>> begin SUPPLIED MATERIAL

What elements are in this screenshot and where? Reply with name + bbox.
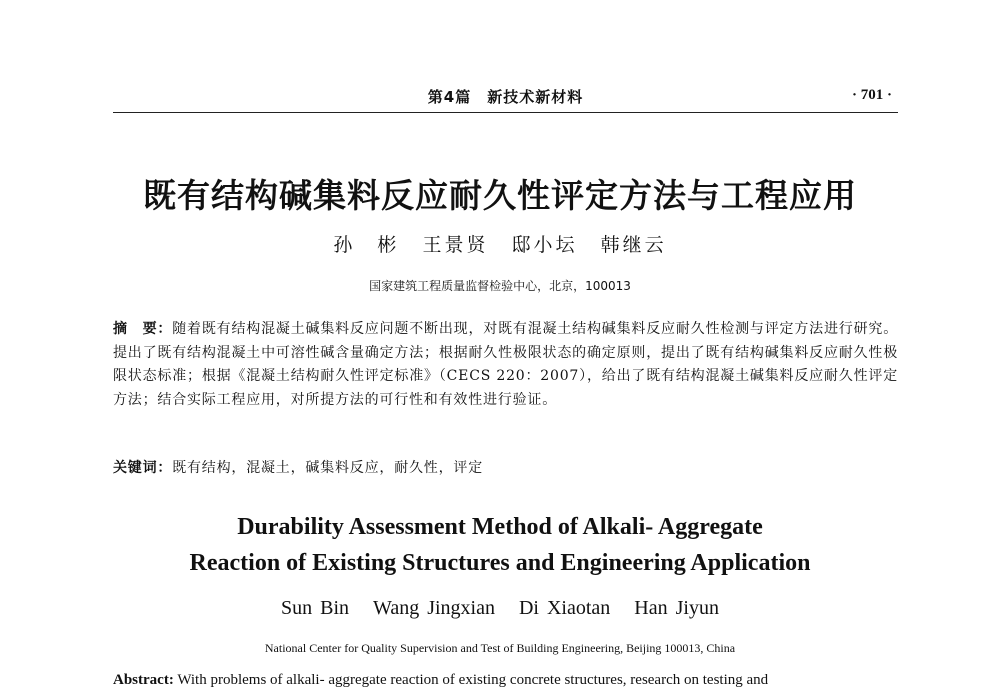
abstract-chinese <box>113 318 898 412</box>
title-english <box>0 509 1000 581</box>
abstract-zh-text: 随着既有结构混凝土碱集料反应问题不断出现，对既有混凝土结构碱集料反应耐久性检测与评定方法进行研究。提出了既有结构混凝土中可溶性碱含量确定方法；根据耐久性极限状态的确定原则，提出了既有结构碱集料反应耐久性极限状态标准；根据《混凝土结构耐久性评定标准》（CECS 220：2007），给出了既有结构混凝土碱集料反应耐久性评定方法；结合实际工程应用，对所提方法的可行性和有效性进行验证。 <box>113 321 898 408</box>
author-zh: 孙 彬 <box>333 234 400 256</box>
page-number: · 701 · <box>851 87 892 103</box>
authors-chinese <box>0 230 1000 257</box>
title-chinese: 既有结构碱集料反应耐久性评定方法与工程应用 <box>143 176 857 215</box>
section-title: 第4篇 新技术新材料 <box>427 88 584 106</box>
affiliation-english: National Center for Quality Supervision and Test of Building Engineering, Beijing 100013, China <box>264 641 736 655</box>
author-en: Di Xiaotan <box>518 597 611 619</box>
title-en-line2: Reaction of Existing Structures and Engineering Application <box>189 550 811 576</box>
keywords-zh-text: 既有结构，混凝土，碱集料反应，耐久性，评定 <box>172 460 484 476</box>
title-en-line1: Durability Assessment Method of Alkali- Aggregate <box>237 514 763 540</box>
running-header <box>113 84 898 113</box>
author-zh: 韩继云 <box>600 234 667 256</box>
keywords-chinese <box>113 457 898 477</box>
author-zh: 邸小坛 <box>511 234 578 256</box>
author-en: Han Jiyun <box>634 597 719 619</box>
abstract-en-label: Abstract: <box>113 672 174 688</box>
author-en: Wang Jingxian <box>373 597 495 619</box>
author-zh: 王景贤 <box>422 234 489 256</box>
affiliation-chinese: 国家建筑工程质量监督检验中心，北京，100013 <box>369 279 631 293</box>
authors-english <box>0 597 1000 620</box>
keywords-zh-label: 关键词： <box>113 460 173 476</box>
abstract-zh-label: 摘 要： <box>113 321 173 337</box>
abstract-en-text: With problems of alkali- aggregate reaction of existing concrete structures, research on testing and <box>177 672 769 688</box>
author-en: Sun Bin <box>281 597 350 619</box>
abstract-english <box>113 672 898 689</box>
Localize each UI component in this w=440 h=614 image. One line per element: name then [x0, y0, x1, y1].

>> end SUPPLIED MATERIAL

TASK INSTRUCTIONS: Count the lines of the listing above that contain the string "name", with case significant. Give only the number.

FULL ANSWER: 2